▼

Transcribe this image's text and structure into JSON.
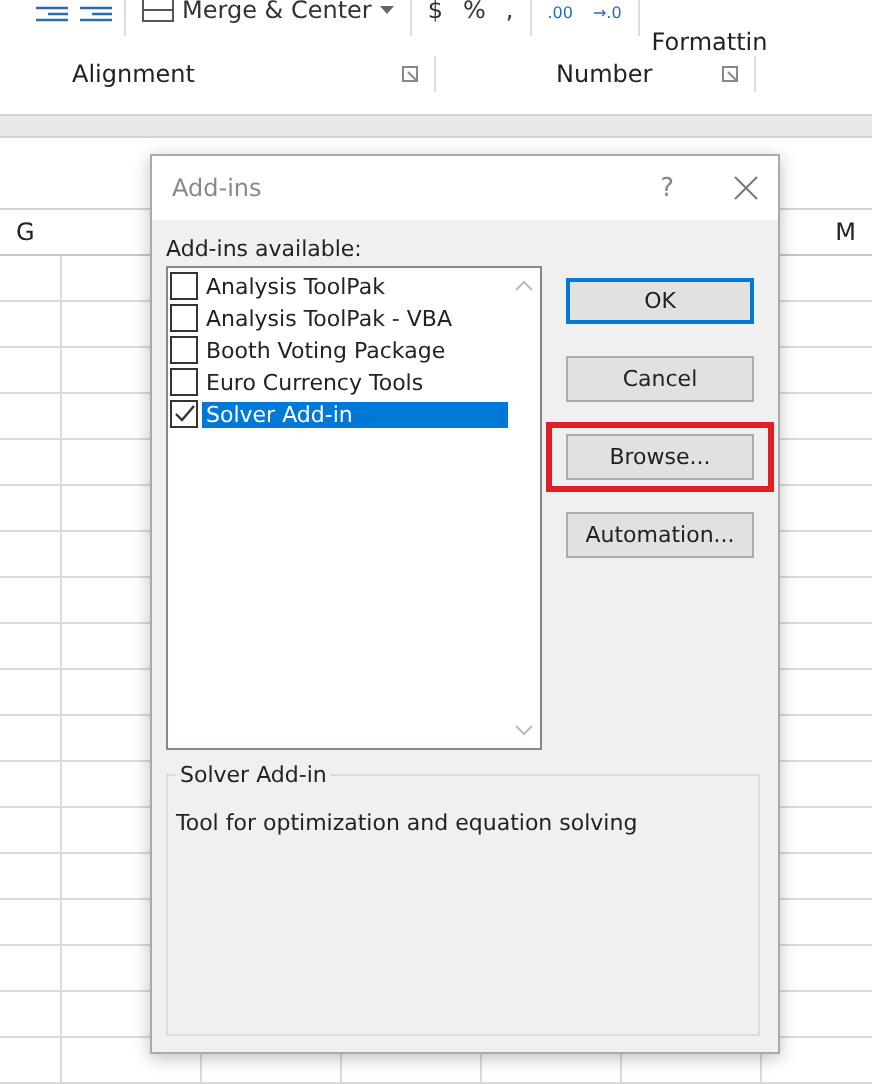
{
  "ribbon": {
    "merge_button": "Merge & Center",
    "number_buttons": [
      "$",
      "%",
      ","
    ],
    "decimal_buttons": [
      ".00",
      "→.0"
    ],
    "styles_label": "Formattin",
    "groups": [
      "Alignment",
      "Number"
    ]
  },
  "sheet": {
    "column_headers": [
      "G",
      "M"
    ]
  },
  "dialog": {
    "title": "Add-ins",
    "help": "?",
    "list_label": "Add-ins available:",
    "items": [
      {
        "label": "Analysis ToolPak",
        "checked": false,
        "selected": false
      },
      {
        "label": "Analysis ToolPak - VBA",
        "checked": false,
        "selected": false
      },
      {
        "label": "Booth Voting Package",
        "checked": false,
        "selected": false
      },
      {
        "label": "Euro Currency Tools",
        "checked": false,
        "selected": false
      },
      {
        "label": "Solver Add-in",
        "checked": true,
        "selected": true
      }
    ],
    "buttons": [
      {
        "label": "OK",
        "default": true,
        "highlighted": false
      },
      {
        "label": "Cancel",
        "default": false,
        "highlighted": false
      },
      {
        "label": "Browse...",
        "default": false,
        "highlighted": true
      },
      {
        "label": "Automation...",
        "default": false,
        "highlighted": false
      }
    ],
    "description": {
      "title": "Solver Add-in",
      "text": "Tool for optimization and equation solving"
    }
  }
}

▲

Extract every line containing the string "true" from the material.

        "checked": true,
        "selected": true
        "default": true,
        "highlighted": true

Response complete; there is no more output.